-- START Provided data --

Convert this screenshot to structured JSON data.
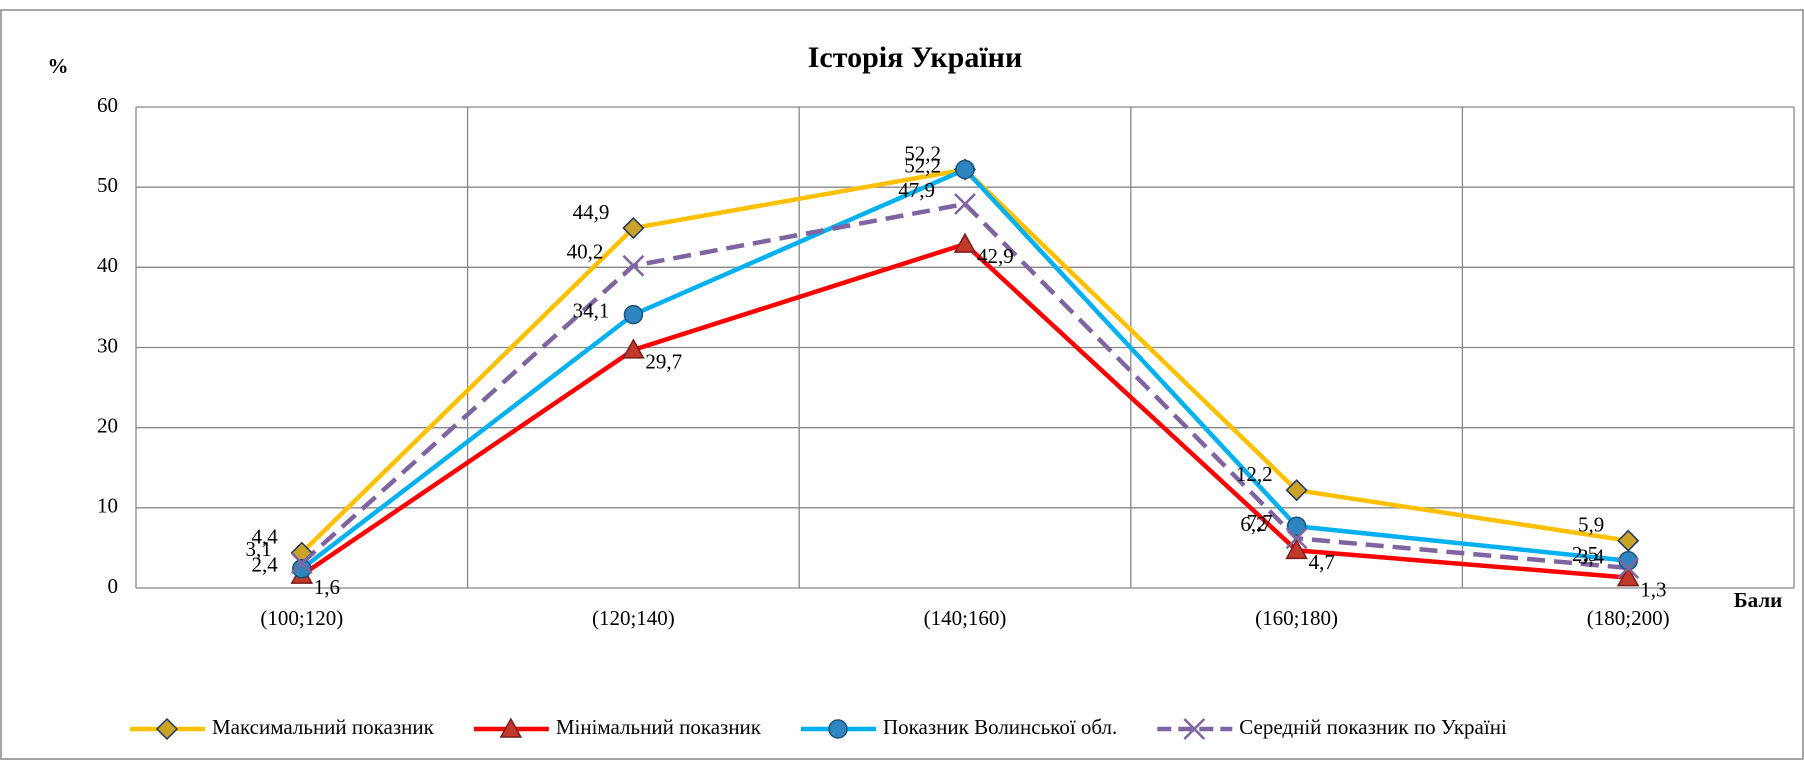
{
  "chart_data": {
    "type": "line",
    "title": "Історія України",
    "y_label": "%",
    "x_label": "Бали",
    "categories": [
      "(100;120)",
      "(120;140)",
      "(140;160)",
      "(160;180)",
      "(180;200)"
    ],
    "ylim": [
      0,
      60
    ],
    "yticks": [
      0,
      10,
      20,
      30,
      40,
      50,
      60
    ],
    "grid": true,
    "legend": "bottom",
    "series": [
      {
        "name": "Максимальний показник",
        "color": "#ffc000",
        "marker": "diamond",
        "dash": false,
        "values": [
          4.4,
          44.9,
          52.2,
          12.2,
          5.9
        ],
        "value_labels": [
          "4,4",
          "44,9",
          "52,2",
          "12,2",
          "5,9"
        ]
      },
      {
        "name": "Мінімальний показник",
        "color": "#ff0000",
        "marker": "triangle",
        "dash": false,
        "values": [
          1.6,
          29.7,
          42.9,
          4.7,
          1.3
        ],
        "value_labels": [
          "1,6",
          "29,7",
          "42,9",
          "4,7",
          "1,3"
        ]
      },
      {
        "name": "Показник Волинської обл.",
        "color": "#00b0f0",
        "marker": "circle",
        "dash": false,
        "values": [
          2.4,
          34.1,
          52.2,
          7.7,
          3.4
        ],
        "value_labels": [
          "2,4",
          "34,1",
          "52,2",
          "7,7",
          "3,4"
        ]
      },
      {
        "name": "Середній показник по Україні",
        "color": "#8064a2",
        "marker": "x",
        "dash": true,
        "values": [
          3.1,
          40.2,
          47.9,
          6.2,
          2.5
        ],
        "value_labels": [
          "3,1",
          "40,2",
          "47,9",
          "6,2",
          "2,5"
        ]
      }
    ]
  }
}
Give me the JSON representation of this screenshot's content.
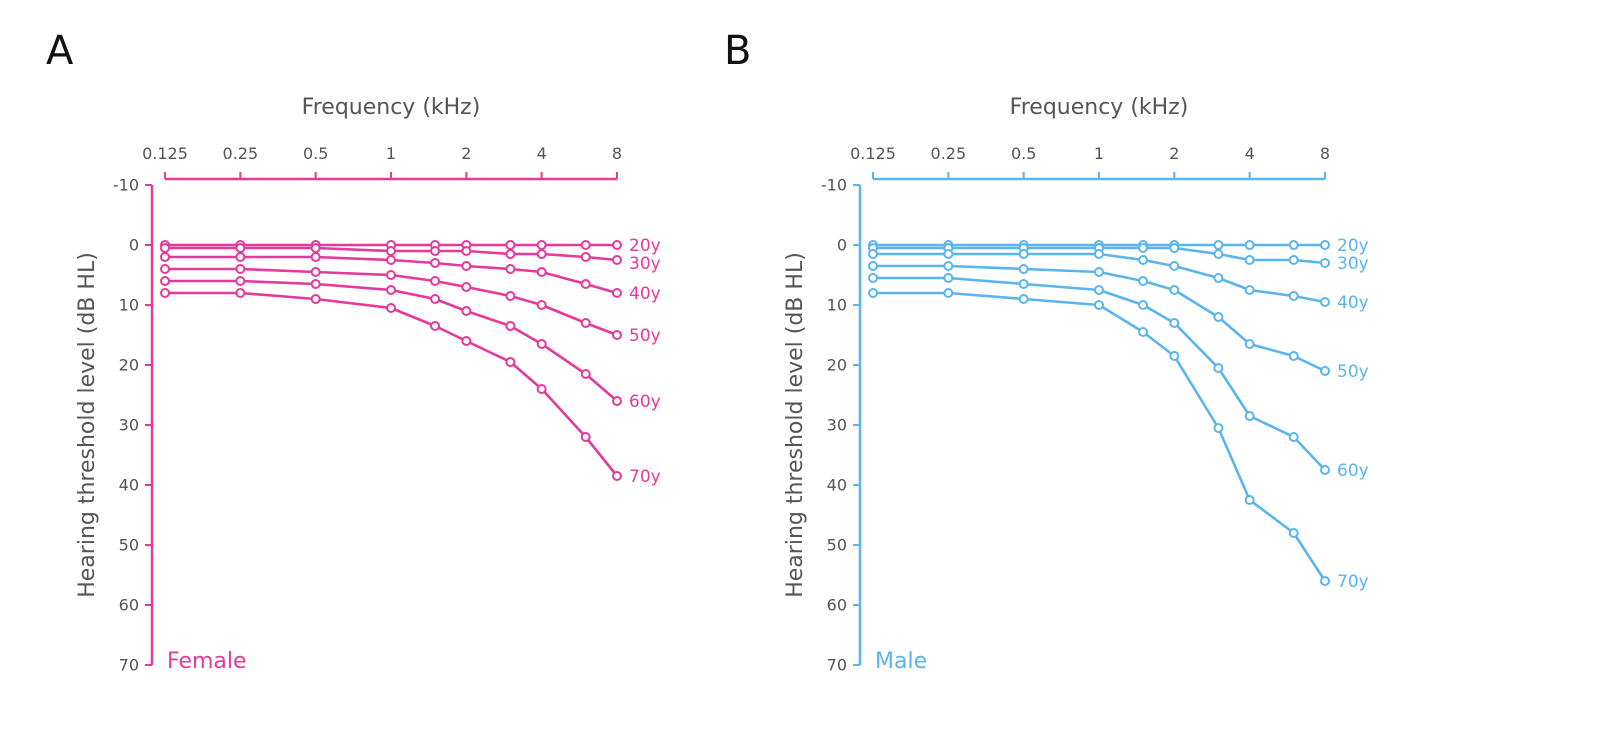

-- END Provided data --

From the data above, copy each line that has the string "JSON".

Convert this screenshot to structured JSON data.
Give me the JSON representation of this screenshot's content.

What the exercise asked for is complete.